Dataset records:

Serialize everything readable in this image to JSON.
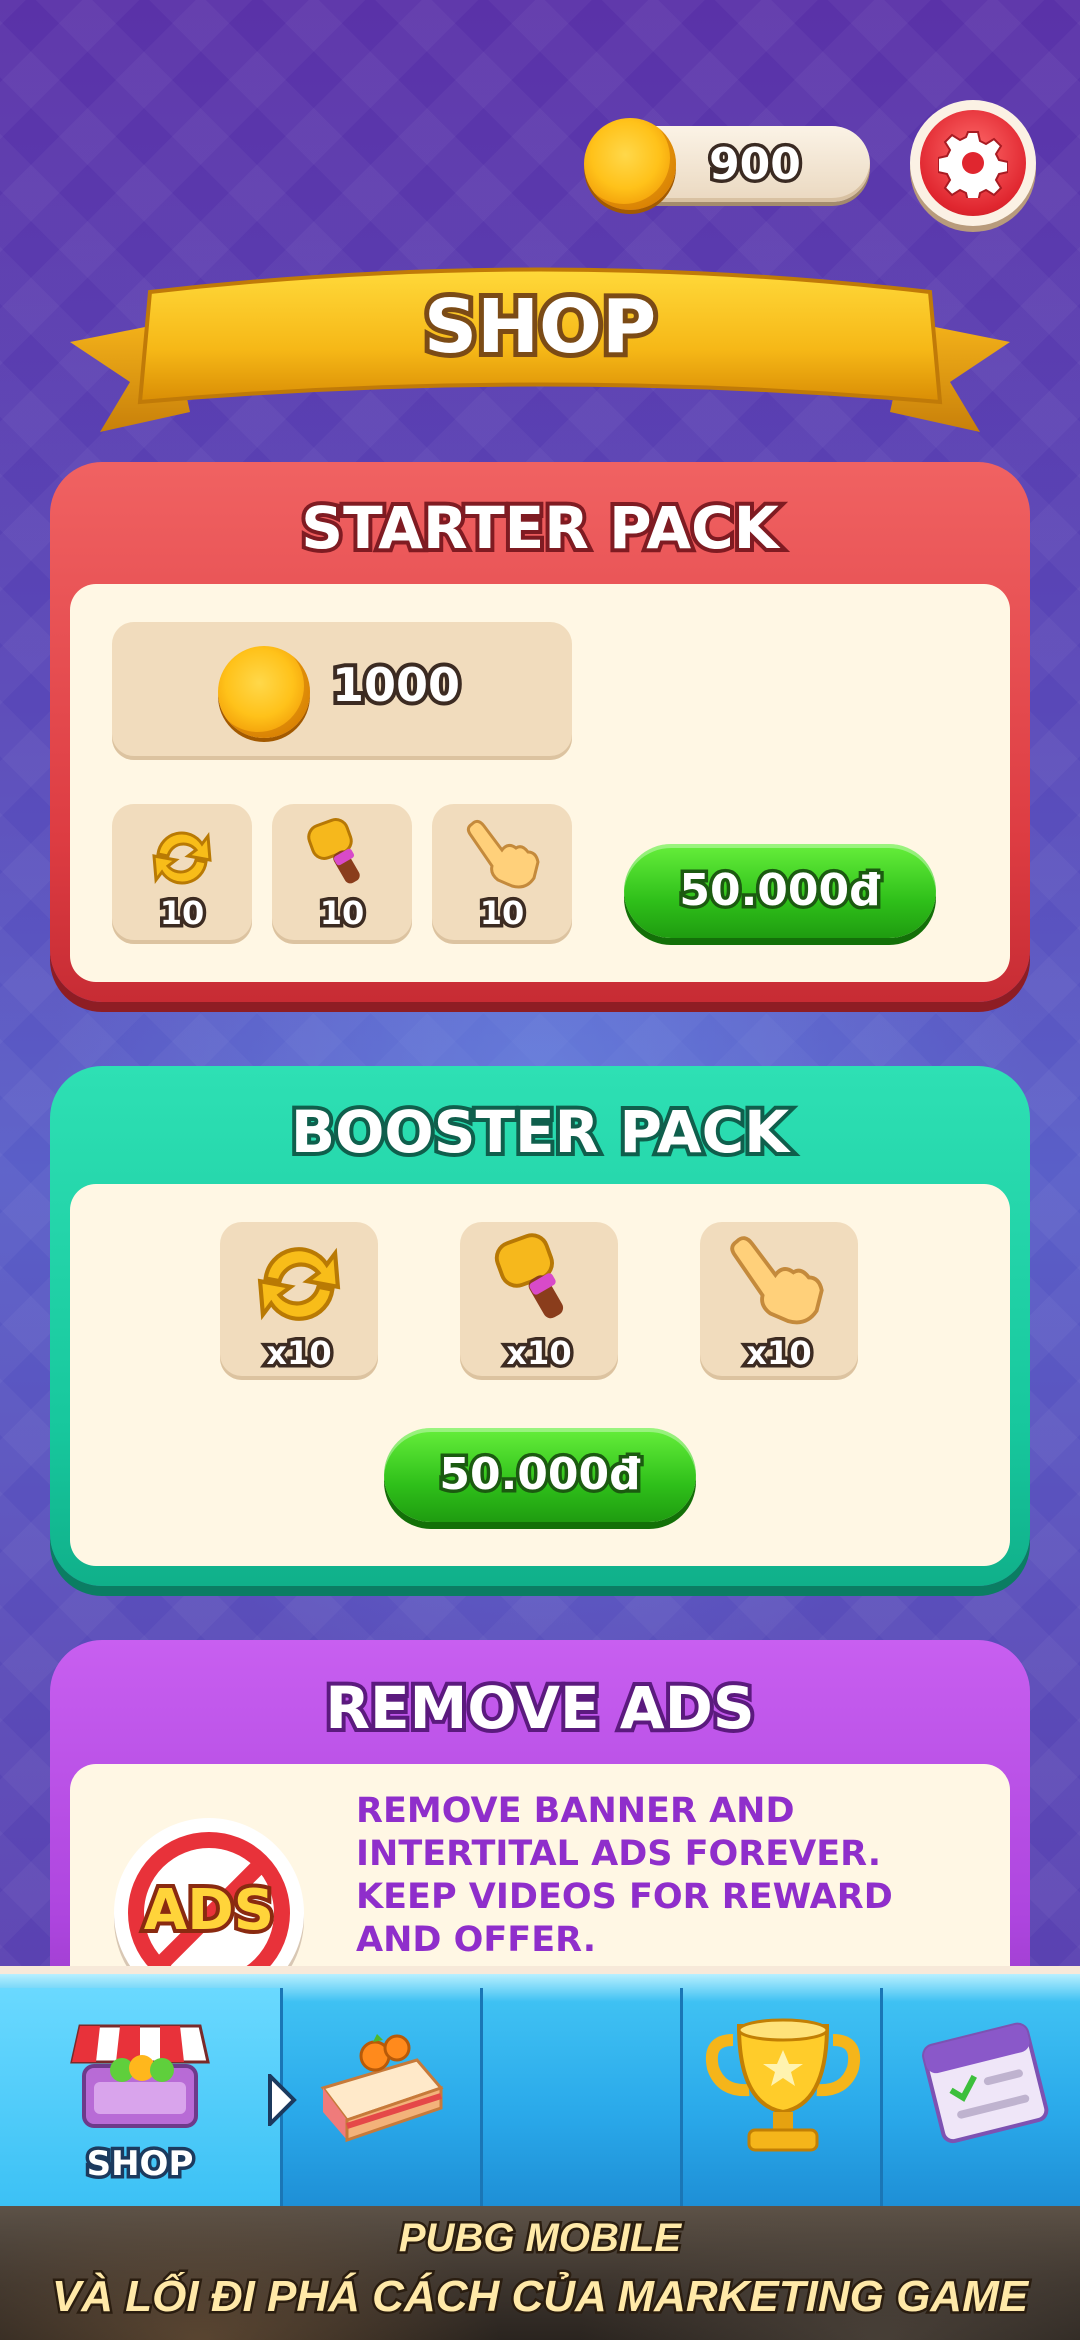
{
  "header": {
    "coin_balance": "900",
    "settings_icon": "gear-icon"
  },
  "banner": {
    "title": "SHOP"
  },
  "starter_pack": {
    "title": "STARTER PACK",
    "coins": "1000",
    "items": [
      {
        "icon": "refresh-icon",
        "count": "10"
      },
      {
        "icon": "hammer-icon",
        "count": "10"
      },
      {
        "icon": "pointing-hand-icon",
        "count": "10"
      }
    ],
    "price": "50.000đ"
  },
  "booster_pack": {
    "title": "BOOSTER PACK",
    "items": [
      {
        "icon": "refresh-icon",
        "count": "x10"
      },
      {
        "icon": "hammer-icon",
        "count": "x10"
      },
      {
        "icon": "pointing-hand-icon",
        "count": "x10"
      }
    ],
    "price": "50.000đ"
  },
  "remove_ads": {
    "title": "REMOVE ADS",
    "badge": "ADS",
    "description": "REMOVE BANNER AND INTERTITAL ADS FOREVER. KEEP VIDEOS FOR REWARD AND OFFER."
  },
  "nav": {
    "shop_label": "SHOP",
    "tabs": [
      "shop-icon",
      "cake-icon",
      "empty",
      "trophy-icon",
      "calendar-icon"
    ]
  },
  "ad_banner": {
    "line1": "PUBG MOBILE",
    "line2": "VÀ LỐI ĐI PHÁ CÁCH CỦA MARKETING GAME"
  },
  "colors": {
    "starter": "#dd3c42",
    "booster": "#17c79d",
    "remove_ads": "#ad45de",
    "price_button": "#2fc01a",
    "background": "#5a48b6"
  }
}
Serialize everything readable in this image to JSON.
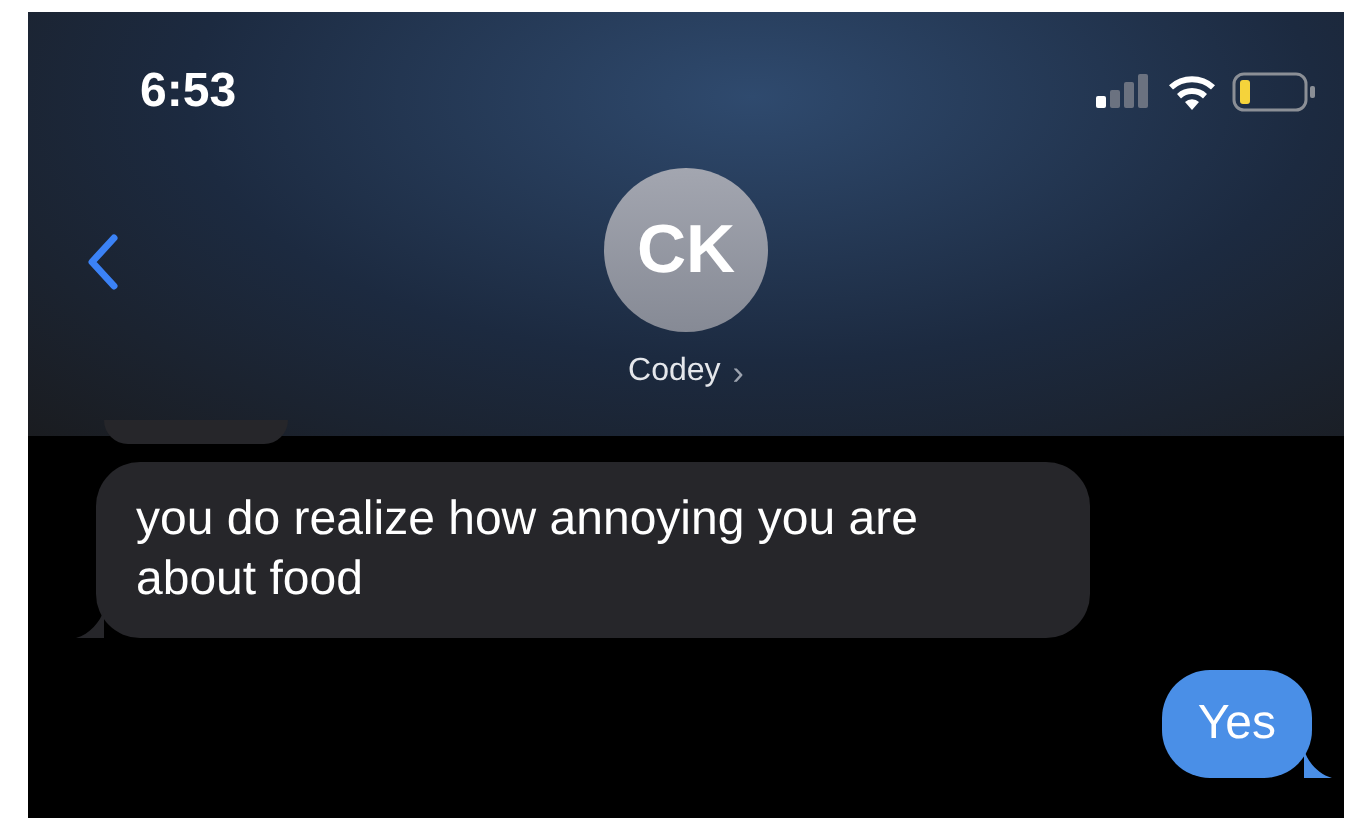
{
  "status_bar": {
    "time": "6:53"
  },
  "contact": {
    "initials": "CK",
    "name": "Codey",
    "chevron": "›"
  },
  "messages": [
    {
      "kind": "incoming",
      "text": "you do realize how annoying you are about food"
    },
    {
      "kind": "outgoing",
      "text": "Yes"
    }
  ]
}
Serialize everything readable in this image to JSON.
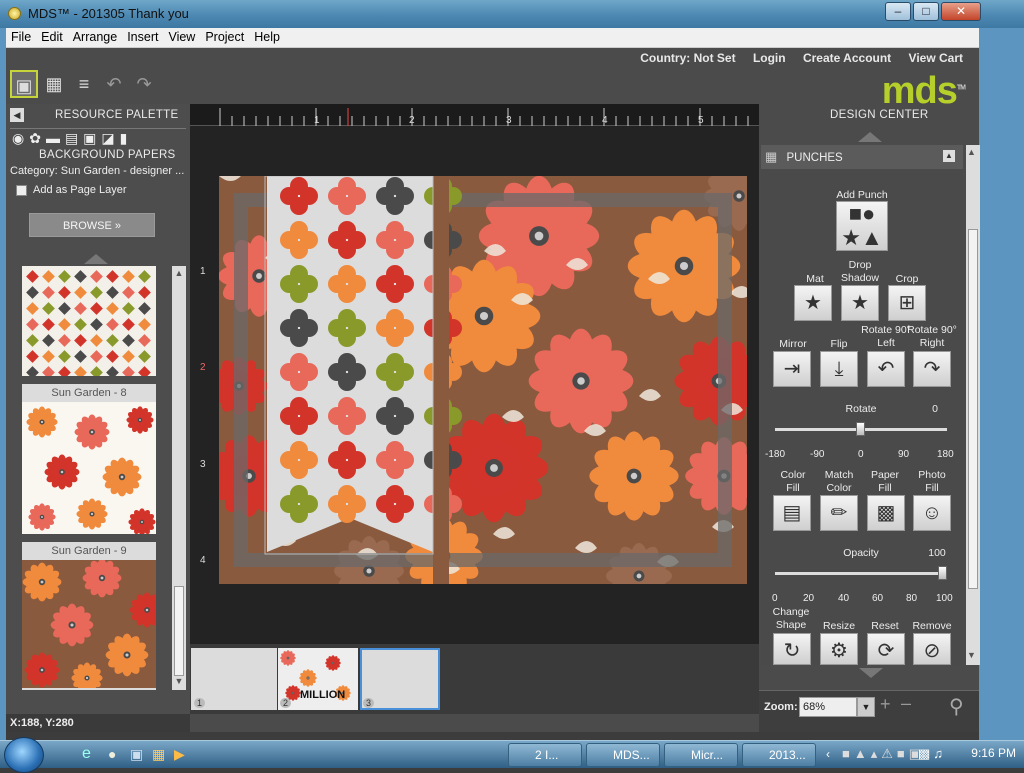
{
  "window": {
    "title": "MDS™ - 201305 Thank you",
    "min": "–",
    "max": "□",
    "close": "✕"
  },
  "menu": [
    "File",
    "Edit",
    "Arrange",
    "Insert",
    "View",
    "Project",
    "Help"
  ],
  "toplinks": {
    "country": "Country: Not Set",
    "login": "Login",
    "create": "Create Account",
    "cart": "View Cart"
  },
  "logo": "mds",
  "logo_tm": "TM",
  "resource": {
    "title": "RESOURCE PALETTE",
    "section": "BACKGROUND PAPERS",
    "category": "Category: Sun Garden - designer ...",
    "add_layer": "Add as Page Layer",
    "browse": "BROWSE  »",
    "thumbs": [
      {
        "caption": "Sun Garden - 8"
      },
      {
        "caption": "Sun Garden - 9"
      }
    ]
  },
  "ruler": {
    "marks": [
      "1",
      "2",
      "3",
      "4",
      "5"
    ],
    "vmarks": [
      "1",
      "2",
      "3",
      "4"
    ]
  },
  "filmstrip": {
    "pages": [
      "1",
      "2",
      "3"
    ],
    "thumb_text": "MILLION"
  },
  "status": "X:188, Y:280",
  "design": {
    "title": "DESIGN CENTER",
    "section": "PUNCHES",
    "add_punch": "Add Punch",
    "mat": "Mat",
    "drop_shadow": "Drop Shadow",
    "crop": "Crop",
    "mirror": "Mirror",
    "flip": "Flip",
    "rot_left": "Rotate 90° Left",
    "rot_right": "Rotate 90° Right",
    "rotate_label": "Rotate",
    "rotate_value": "0",
    "rotate_ticks": [
      "-180",
      "-90",
      "0",
      "90",
      "180"
    ],
    "rotate_fraction": 0.5,
    "color_fill": "Color Fill",
    "match_color": "Match Color",
    "paper_fill": "Paper Fill",
    "photo_fill": "Photo Fill",
    "opacity_label": "Opacity",
    "opacity_value": "100",
    "opacity_ticks": [
      "0",
      "20",
      "40",
      "60",
      "80",
      "100"
    ],
    "opacity_fraction": 1.0,
    "change_shape": "Change Shape",
    "resize": "Resize",
    "reset": "Reset",
    "remove": "Remove"
  },
  "zoom": {
    "label": "Zoom:",
    "value": "68%"
  },
  "taskbar": {
    "items": [
      "2 I...",
      "MDS...",
      "Micr...",
      "2013..."
    ],
    "time": "9:16 PM"
  }
}
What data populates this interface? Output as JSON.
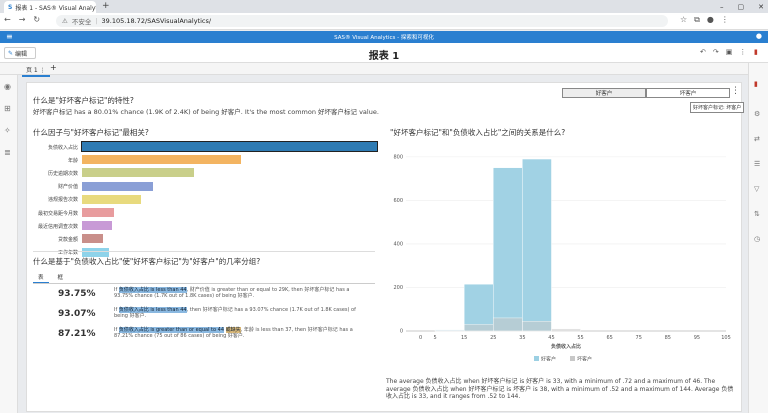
{
  "browser": {
    "tab_title": "报表 1 - SAS® Visual Analytics",
    "security_label": "不安全",
    "url": "39.105.18.72/SASVisualAnalytics/"
  },
  "app": {
    "header_title": "SAS® Visual Analytics - 探索和可视化",
    "edit_label": "编辑",
    "report_title": "报表 1",
    "page_tab": "页 1"
  },
  "question1": {
    "title": "什么是\"好坏客户标记\"的特性?",
    "answer": "好坏客户标记 has a 80.01% chance (1.9K of 2.4K) of being 好客户. It's the most common 好坏客户标记 value."
  },
  "target_selector": {
    "options": [
      "好客户",
      "坏客户"
    ],
    "selected": "好客户",
    "tooltip": "好坏客户标记: 坏客户"
  },
  "factors": {
    "title": "什么因子与\"好坏客户标记\"最相关?",
    "items": [
      {
        "label": "负债收入占比",
        "value": 1.0,
        "color": "#2f7bb3"
      },
      {
        "label": "年龄",
        "value": 0.54,
        "color": "#f3b461"
      },
      {
        "label": "历史逾期次数",
        "value": 0.38,
        "color": "#c9cf8a"
      },
      {
        "label": "财产价值",
        "value": 0.24,
        "color": "#8a9fd6"
      },
      {
        "label": "违规报告次数",
        "value": 0.2,
        "color": "#e8da7e"
      },
      {
        "label": "最初交易距今月数",
        "value": 0.11,
        "color": "#e89c9e"
      },
      {
        "label": "最近信用调查次数",
        "value": 0.1,
        "color": "#c89ad6"
      },
      {
        "label": "贷款金额",
        "value": 0.07,
        "color": "#c98f8a"
      },
      {
        "label": "工作年数",
        "value": 0.09,
        "color": "#8ed3ea"
      }
    ]
  },
  "groups": {
    "title": "什么是基于\"负债收入占比\"使\"好坏客户标记\"为\"好客户\"的几率分组?",
    "tabs": [
      "表",
      "框"
    ],
    "rows": [
      {
        "pct": "93.75%",
        "rule_pre": "If ",
        "rule_hl": "负债收入占比 is less than 44",
        "rule_post": ", 财产价值 is greater than or equal to 29K, then 好坏客户标记 has a 93.75% chance (1.7K out of 1.8K cases) of being 好客户."
      },
      {
        "pct": "93.07%",
        "rule_pre": "If ",
        "rule_hl": "负债收入占比 is less than 44",
        "rule_post": ", then 好坏客户标记 has a 93.07% chance (1.7K out of 1.8K cases) of being 好客户."
      },
      {
        "pct": "87.21%",
        "rule_pre": "If ",
        "rule_hl": "负债收入占比 is greater than or equal to 44",
        "rule_hl2": "或缺失",
        "rule_post": ", 年龄 is less than 37, then 好坏客户标记 has a 87.21% chance (75 out of 86 cases) of being 好客户."
      }
    ]
  },
  "relation": {
    "title": "\"好坏客户标记\"和\"负债收入占比\"之间的关系是什么?",
    "summary": "The average 负债收入占比 when 好坏客户标记 is 好客户 is 33, with a minimum of .72 and a maximum of 46. The average 负债收入占比 when 好坏客户标记 is 坏客户 is 38, with a minimum of .52 and a maximum of 144. Average 负债收入占比 is 33, and it ranges from .52 to 144."
  },
  "chart_data": {
    "type": "bar",
    "xlabel": "负债收入占比",
    "ylabel": "",
    "x_ticks": [
      0,
      5,
      15,
      25,
      35,
      45,
      55,
      65,
      75,
      85,
      95,
      105
    ],
    "y_ticks": [
      0,
      200,
      400,
      600,
      800
    ],
    "ylim": [
      0,
      850
    ],
    "xlim": [
      -5,
      105
    ],
    "bin_width": 10,
    "legend": [
      "好客户",
      "坏客户"
    ],
    "legend_position": "bottom",
    "series": [
      {
        "name": "好客户",
        "color": "#9cd0e3",
        "bins": [
          {
            "x": 10,
            "y": 5
          },
          {
            "x": 20,
            "y": 215
          },
          {
            "x": 30,
            "y": 750
          },
          {
            "x": 40,
            "y": 790
          }
        ]
      },
      {
        "name": "坏客户",
        "color": "#c8c8c8",
        "bins": [
          {
            "x": 10,
            "y": 3
          },
          {
            "x": 20,
            "y": 30
          },
          {
            "x": 30,
            "y": 60
          },
          {
            "x": 40,
            "y": 45
          },
          {
            "x": 50,
            "y": 10
          }
        ]
      }
    ]
  }
}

**Short exercise**
Whichever lines contain the string "cases", select and copy them.

**Solution to this exercise**
        "rule_post": ", 财产价值 is greater than or equal to 29K, then 好坏客户标记 has a 93.75% chance (1.7K out of 1.8K cases) of being 好客户."
        "rule_post": ", then 好坏客户标记 has a 93.07% chance (1.7K out of 1.8K cases) of being 好客户."
        "rule_post": ", 年龄 is less than 37, then 好坏客户标记 has a 87.21% chance (75 out of 86 cases) of being 好客户."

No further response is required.